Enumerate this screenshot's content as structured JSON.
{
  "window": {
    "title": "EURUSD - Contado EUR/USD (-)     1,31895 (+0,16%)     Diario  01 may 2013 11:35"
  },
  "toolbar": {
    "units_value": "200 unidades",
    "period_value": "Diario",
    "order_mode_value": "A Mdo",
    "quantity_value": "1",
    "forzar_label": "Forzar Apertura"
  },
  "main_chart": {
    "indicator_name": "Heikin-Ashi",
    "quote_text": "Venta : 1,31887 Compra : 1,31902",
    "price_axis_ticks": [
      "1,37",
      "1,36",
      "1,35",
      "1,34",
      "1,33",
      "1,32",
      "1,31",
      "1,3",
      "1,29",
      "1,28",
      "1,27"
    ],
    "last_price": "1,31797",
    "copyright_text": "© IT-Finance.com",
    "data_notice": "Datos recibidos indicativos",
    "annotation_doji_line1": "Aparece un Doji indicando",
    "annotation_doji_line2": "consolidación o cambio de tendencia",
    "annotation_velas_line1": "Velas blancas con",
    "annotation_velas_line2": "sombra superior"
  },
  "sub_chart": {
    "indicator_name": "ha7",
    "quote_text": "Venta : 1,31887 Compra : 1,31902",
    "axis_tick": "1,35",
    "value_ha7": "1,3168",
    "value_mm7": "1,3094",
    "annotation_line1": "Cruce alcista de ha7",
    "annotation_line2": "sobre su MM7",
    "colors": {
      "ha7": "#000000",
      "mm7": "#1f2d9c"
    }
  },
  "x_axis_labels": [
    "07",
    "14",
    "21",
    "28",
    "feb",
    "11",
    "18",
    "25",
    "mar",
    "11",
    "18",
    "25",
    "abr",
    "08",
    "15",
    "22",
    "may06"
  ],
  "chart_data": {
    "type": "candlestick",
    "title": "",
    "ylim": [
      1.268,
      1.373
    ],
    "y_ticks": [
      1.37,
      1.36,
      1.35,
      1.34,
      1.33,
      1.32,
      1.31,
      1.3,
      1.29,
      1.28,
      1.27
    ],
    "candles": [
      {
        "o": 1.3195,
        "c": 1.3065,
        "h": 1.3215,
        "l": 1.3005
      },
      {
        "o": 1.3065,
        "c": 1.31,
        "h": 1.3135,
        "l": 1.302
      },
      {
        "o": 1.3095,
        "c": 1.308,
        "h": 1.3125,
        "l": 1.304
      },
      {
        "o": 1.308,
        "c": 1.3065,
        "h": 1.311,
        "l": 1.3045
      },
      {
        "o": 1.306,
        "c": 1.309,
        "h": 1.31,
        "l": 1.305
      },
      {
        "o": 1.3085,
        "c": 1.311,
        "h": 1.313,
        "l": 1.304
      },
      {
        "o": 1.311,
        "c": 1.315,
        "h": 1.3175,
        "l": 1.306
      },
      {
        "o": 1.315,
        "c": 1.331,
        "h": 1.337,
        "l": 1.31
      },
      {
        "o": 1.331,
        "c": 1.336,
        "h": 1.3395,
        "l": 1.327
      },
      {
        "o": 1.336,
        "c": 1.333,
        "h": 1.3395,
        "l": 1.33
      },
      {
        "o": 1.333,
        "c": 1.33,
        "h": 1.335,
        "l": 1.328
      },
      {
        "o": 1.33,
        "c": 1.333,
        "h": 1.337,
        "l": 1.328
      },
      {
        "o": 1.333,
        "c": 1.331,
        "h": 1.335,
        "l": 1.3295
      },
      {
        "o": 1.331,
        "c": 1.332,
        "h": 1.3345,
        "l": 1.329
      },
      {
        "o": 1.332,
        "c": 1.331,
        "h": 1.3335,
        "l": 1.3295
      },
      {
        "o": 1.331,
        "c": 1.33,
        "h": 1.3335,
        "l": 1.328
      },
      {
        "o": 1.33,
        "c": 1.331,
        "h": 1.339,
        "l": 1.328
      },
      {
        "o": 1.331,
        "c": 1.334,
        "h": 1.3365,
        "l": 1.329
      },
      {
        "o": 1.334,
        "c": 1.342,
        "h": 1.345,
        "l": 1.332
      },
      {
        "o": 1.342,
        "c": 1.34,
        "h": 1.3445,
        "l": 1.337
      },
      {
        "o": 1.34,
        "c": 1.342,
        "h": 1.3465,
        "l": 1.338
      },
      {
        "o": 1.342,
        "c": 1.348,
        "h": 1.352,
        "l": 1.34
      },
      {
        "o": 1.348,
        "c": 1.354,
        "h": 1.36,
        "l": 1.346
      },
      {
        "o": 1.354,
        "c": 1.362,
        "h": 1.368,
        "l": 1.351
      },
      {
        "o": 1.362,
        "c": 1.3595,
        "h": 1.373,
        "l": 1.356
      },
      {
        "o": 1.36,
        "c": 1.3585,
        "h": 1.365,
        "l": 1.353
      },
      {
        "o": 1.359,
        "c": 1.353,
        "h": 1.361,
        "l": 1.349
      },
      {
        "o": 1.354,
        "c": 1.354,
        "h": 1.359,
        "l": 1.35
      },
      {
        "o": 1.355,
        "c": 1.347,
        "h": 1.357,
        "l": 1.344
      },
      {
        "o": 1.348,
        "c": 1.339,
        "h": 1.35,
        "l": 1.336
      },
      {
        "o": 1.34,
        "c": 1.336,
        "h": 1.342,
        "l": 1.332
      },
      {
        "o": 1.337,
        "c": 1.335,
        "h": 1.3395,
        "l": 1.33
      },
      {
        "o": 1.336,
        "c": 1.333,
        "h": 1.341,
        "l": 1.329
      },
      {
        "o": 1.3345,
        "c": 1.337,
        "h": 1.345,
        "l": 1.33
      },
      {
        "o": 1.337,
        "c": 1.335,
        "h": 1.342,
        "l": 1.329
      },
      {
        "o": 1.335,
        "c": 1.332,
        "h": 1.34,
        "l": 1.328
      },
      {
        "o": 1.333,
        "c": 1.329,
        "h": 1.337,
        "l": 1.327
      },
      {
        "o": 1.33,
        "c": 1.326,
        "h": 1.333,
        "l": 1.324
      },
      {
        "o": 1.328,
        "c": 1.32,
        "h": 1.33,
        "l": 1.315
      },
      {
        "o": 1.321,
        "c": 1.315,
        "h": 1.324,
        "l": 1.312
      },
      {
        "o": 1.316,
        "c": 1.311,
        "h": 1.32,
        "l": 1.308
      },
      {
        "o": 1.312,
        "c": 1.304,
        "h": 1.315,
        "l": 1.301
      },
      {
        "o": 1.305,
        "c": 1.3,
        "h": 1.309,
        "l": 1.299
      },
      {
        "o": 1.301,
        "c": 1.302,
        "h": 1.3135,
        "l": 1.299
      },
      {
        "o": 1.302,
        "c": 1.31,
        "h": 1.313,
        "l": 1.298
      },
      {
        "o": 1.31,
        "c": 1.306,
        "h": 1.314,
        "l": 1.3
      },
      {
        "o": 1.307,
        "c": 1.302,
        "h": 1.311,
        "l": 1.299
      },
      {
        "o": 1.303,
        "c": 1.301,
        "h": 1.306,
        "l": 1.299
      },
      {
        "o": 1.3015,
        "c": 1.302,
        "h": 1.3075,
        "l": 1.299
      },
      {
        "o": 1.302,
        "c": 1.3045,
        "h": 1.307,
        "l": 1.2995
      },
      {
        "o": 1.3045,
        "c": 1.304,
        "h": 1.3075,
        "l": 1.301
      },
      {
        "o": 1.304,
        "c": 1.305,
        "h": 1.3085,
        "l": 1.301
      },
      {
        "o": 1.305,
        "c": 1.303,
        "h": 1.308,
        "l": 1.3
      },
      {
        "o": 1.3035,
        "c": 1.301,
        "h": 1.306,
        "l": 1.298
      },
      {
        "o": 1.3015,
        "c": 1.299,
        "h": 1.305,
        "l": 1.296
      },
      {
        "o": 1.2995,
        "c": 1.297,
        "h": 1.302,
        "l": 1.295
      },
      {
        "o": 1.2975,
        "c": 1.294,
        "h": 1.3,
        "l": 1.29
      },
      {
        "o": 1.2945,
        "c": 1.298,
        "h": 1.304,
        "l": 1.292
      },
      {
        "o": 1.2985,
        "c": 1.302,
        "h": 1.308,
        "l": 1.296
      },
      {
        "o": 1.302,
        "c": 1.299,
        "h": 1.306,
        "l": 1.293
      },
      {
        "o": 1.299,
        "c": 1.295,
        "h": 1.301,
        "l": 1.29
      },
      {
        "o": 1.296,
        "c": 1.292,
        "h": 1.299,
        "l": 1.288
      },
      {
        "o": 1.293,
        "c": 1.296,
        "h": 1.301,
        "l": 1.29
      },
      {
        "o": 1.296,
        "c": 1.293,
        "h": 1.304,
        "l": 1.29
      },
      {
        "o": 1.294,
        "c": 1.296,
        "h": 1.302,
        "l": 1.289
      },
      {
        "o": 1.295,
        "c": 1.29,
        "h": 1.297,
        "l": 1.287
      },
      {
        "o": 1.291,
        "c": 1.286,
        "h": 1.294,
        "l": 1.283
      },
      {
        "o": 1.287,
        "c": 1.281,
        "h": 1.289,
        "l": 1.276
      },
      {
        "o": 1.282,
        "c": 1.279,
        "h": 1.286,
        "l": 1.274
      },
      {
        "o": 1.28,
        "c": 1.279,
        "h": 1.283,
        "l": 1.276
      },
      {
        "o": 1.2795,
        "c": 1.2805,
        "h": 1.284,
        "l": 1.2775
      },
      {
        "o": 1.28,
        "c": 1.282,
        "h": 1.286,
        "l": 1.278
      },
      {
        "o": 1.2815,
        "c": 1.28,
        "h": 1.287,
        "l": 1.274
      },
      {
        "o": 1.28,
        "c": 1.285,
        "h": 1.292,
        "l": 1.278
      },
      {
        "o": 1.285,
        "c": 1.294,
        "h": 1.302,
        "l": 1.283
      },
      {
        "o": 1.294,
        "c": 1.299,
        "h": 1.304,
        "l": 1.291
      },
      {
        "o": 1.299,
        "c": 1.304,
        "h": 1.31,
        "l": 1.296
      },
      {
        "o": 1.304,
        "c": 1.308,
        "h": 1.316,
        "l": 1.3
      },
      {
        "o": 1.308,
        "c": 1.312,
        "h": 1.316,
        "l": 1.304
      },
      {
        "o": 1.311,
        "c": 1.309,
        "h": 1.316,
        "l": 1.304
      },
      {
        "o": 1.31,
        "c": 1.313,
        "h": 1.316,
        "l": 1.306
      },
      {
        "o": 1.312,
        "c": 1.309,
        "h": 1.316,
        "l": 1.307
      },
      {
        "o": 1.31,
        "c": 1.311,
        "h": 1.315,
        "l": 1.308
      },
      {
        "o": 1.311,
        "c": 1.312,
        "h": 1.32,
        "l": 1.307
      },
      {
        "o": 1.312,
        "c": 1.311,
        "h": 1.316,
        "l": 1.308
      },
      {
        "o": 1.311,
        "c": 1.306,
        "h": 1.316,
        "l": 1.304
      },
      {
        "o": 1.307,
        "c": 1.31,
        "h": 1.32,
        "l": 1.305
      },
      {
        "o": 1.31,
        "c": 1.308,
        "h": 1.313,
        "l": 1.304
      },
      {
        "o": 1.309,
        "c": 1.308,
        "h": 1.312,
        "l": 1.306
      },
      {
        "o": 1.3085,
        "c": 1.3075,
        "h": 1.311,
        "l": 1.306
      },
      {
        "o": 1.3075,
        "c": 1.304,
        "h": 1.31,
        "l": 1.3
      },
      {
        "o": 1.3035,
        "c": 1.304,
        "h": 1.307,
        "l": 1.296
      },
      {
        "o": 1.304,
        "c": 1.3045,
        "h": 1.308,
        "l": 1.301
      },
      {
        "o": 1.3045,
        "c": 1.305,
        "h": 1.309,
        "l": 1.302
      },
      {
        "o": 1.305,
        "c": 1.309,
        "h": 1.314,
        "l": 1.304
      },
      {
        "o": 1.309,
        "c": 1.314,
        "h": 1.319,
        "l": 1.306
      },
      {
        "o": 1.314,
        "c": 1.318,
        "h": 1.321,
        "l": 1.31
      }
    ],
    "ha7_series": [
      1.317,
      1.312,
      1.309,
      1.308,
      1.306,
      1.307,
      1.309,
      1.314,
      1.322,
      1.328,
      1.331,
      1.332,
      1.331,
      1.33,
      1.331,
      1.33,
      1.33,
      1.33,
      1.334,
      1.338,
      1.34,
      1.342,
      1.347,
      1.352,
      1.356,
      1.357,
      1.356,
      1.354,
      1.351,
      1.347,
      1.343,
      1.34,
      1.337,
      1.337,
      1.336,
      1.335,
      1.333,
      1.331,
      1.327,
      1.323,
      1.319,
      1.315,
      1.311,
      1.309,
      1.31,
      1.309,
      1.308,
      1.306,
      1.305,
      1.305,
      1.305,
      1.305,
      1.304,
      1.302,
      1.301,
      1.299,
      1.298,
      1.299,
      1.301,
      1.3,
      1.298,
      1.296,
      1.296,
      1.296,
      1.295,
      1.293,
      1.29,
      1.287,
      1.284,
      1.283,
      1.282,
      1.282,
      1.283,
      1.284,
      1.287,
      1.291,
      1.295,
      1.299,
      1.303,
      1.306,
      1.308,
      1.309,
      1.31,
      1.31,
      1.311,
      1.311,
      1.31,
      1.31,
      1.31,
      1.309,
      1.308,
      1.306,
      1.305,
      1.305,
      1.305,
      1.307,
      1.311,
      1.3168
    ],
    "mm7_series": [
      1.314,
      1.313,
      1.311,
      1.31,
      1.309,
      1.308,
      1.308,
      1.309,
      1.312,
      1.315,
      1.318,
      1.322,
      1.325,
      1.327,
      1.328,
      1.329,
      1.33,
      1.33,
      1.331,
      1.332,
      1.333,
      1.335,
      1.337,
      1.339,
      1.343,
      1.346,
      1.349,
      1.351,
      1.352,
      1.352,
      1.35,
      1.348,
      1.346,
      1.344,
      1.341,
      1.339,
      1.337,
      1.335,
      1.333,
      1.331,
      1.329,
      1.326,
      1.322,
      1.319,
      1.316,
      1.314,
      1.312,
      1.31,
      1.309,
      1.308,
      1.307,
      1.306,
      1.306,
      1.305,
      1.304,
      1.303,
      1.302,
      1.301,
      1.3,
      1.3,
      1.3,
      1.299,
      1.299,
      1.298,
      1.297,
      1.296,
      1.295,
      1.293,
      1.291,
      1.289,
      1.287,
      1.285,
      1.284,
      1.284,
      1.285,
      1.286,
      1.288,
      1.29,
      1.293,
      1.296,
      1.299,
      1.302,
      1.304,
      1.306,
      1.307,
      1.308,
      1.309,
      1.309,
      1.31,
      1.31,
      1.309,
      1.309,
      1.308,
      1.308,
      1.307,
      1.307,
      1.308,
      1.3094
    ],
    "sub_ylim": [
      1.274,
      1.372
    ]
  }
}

------------------------------------

AIM OF THE TASK: Locate the word "title" in the records above, and return each line that has it.

SOLUTION FOR THIS TASK:
    "title": "EURUSD - Contado EUR/USD (-)     1,31895 (+0,16%)     Diario  01 may 2013 11:35"
    "title": "",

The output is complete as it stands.